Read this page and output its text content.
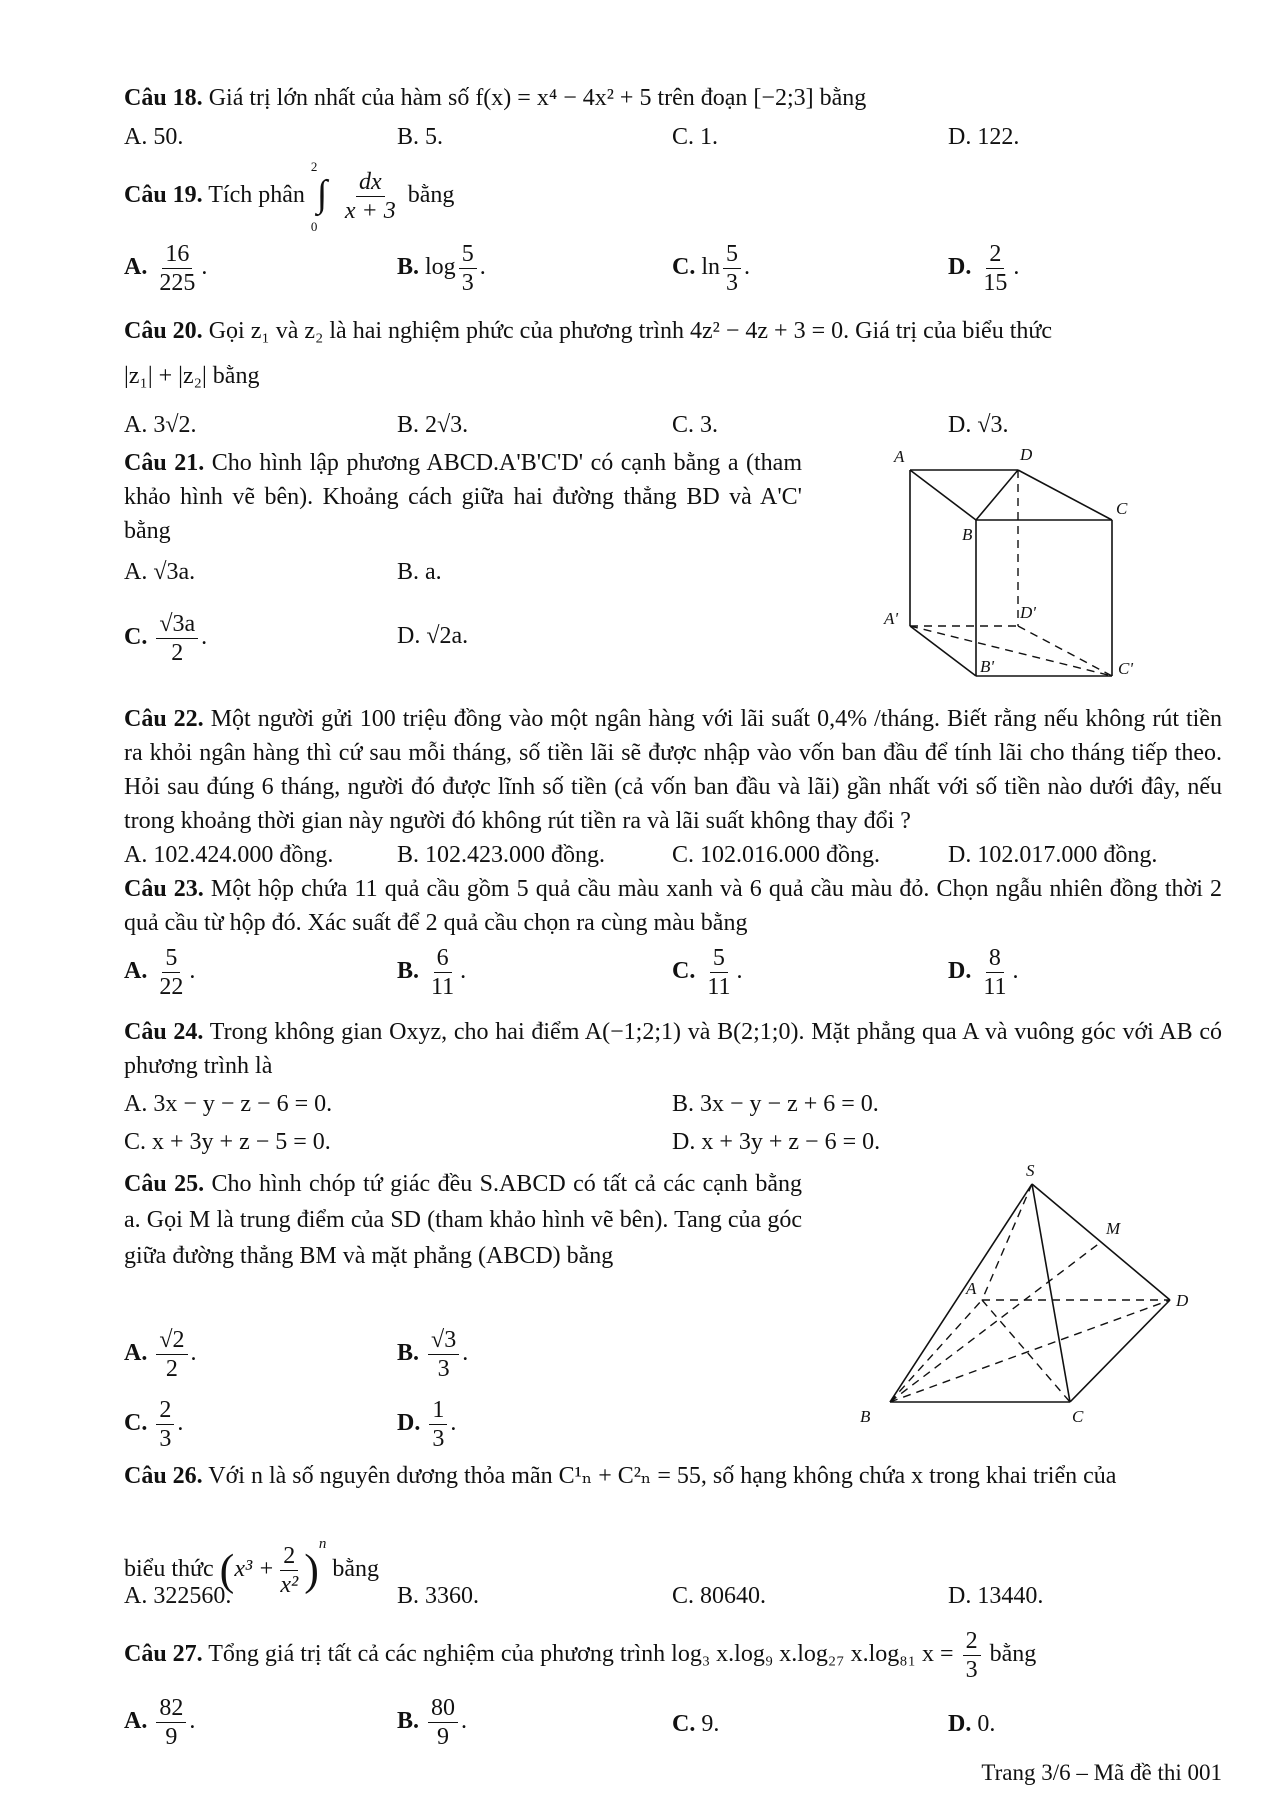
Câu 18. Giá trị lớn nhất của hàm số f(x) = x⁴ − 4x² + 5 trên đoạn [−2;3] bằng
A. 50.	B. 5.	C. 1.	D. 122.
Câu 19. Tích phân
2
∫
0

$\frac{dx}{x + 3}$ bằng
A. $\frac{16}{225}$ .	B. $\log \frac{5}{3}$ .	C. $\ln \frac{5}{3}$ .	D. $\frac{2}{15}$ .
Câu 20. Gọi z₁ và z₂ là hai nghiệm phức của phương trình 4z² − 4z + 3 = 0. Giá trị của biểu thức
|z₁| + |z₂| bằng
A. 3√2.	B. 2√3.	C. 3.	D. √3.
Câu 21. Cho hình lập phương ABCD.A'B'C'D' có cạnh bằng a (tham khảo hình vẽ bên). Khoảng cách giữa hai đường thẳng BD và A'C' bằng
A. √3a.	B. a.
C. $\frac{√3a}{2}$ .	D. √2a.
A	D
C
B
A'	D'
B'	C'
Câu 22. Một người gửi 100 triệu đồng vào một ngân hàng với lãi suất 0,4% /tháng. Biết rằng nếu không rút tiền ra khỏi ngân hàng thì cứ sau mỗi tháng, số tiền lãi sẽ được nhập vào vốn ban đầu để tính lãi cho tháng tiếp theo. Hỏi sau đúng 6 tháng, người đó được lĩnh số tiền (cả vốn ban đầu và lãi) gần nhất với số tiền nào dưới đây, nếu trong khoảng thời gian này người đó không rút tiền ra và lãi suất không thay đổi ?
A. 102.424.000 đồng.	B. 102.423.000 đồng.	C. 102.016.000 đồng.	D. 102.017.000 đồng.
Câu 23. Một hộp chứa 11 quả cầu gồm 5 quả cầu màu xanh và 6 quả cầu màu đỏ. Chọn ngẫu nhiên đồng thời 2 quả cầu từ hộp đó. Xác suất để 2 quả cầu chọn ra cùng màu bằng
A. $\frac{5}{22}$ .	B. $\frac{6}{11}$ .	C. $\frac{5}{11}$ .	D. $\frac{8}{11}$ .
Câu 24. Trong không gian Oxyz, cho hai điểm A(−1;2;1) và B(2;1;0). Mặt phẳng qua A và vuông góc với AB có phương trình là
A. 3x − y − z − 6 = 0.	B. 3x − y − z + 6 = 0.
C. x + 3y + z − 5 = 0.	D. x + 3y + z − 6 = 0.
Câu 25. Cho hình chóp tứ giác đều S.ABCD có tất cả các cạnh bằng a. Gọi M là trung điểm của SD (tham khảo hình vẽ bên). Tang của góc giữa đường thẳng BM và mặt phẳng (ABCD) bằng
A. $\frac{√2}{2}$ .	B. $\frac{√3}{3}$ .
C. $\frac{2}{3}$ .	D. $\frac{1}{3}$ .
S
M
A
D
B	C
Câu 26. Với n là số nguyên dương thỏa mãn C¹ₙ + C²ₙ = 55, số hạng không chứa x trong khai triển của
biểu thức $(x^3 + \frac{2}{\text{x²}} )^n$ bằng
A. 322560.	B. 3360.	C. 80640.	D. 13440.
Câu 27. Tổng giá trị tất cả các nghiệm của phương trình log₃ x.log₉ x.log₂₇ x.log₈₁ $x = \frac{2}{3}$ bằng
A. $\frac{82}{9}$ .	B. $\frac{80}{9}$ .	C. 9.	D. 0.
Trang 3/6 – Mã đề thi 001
++++++++++++++++++++
Exercise details:
Make an exact copy of the whole listing, but don't bring over any pictures.

Correct answer:
Read this page and output its text content.
Câu 18. Giá trị lớn nhất của hàm số f(x) = x⁴ − 4x² + 5 trên đoạn [−2;3] bằng
A. 50.	B. 5.	C. 1.	D. 122.
Câu 19. Tích phân
2
∫
0

$\frac{dx}{x + 3}$ bằng
A. $\frac{16}{225}$ .	B. $\log \frac{5}{3}$ .	C. $\ln \frac{5}{3}$ .	D. $\frac{2}{15}$ .
Câu 20. Gọi z₁ và z₂ là hai nghiệm phức của phương trình 4z² − 4z + 3 = 0. Giá trị của biểu thức
|z₁| + |z₂| bằng
A. 3√2.	B. 2√3.	C. 3.	D. √3.
Câu 21. Cho hình lập phương ABCD.A'B'C'D' có cạnh bằng a (tham khảo hình vẽ bên). Khoảng cách giữa hai đường thẳng BD và A'C' bằng
A. √3a.	B. a.
C. $\frac{√3a}{2}$ .	D. √2a.
A	D
C
B
A'	D'
B'	C'
Câu 22. Một người gửi 100 triệu đồng vào một ngân hàng với lãi suất 0,4% /tháng. Biết rằng nếu không rút tiền ra khỏi ngân hàng thì cứ sau mỗi tháng, số tiền lãi sẽ được nhập vào vốn ban đầu để tính lãi cho tháng tiếp theo. Hỏi sau đúng 6 tháng, người đó được lĩnh số tiền (cả vốn ban đầu và lãi) gần nhất với số tiền nào dưới đây, nếu trong khoảng thời gian này người đó không rút tiền ra và lãi suất không thay đổi ?
A. 102.424.000 đồng.	B. 102.423.000 đồng.	C. 102.016.000 đồng.	D. 102.017.000 đồng.
Câu 23. Một hộp chứa 11 quả cầu gồm 5 quả cầu màu xanh và 6 quả cầu màu đỏ. Chọn ngẫu nhiên đồng thời 2 quả cầu từ hộp đó. Xác suất để 2 quả cầu chọn ra cùng màu bằng
A. $\frac{5}{22}$ .	B. $\frac{6}{11}$ .	C. $\frac{5}{11}$ .	D. $\frac{8}{11}$ .
Câu 24. Trong không gian Oxyz, cho hai điểm A(−1;2;1) và B(2;1;0). Mặt phẳng qua A và vuông góc với AB có phương trình là
A. 3x − y − z − 6 = 0.	B. 3x − y − z + 6 = 0.
C. x + 3y + z − 5 = 0.	D. x + 3y + z − 6 = 0.
Câu 25. Cho hình chóp tứ giác đều S.ABCD có tất cả các cạnh bằng a. Gọi M là trung điểm của SD (tham khảo hình vẽ bên). Tang của góc giữa đường thẳng BM và mặt phẳng (ABCD) bằng
A. $\frac{√2}{2}$ .	B. $\frac{√3}{3}$ .
C. $\frac{2}{3}$ .	D. $\frac{1}{3}$ .
S
M
A
D
B	C
Câu 26. Với n là số nguyên dương thỏa mãn C¹ₙ + C²ₙ = 55, số hạng không chứa x trong khai triển của
biểu thức $(x^3 + \frac{2}{\text{x²}} )^n$ bằng
A. 322560.	B. 3360.	C. 80640.	D. 13440.
Câu 27. Tổng giá trị tất cả các nghiệm của phương trình log₃ x.log₉ x.log₂₇ x.log₈₁ $x = \frac{2}{3}$ bằng
A. $\frac{82}{9}$ .	B. $\frac{80}{9}$ .	C. 9.	D. 0.
Trang 3/6 – Mã đề thi 001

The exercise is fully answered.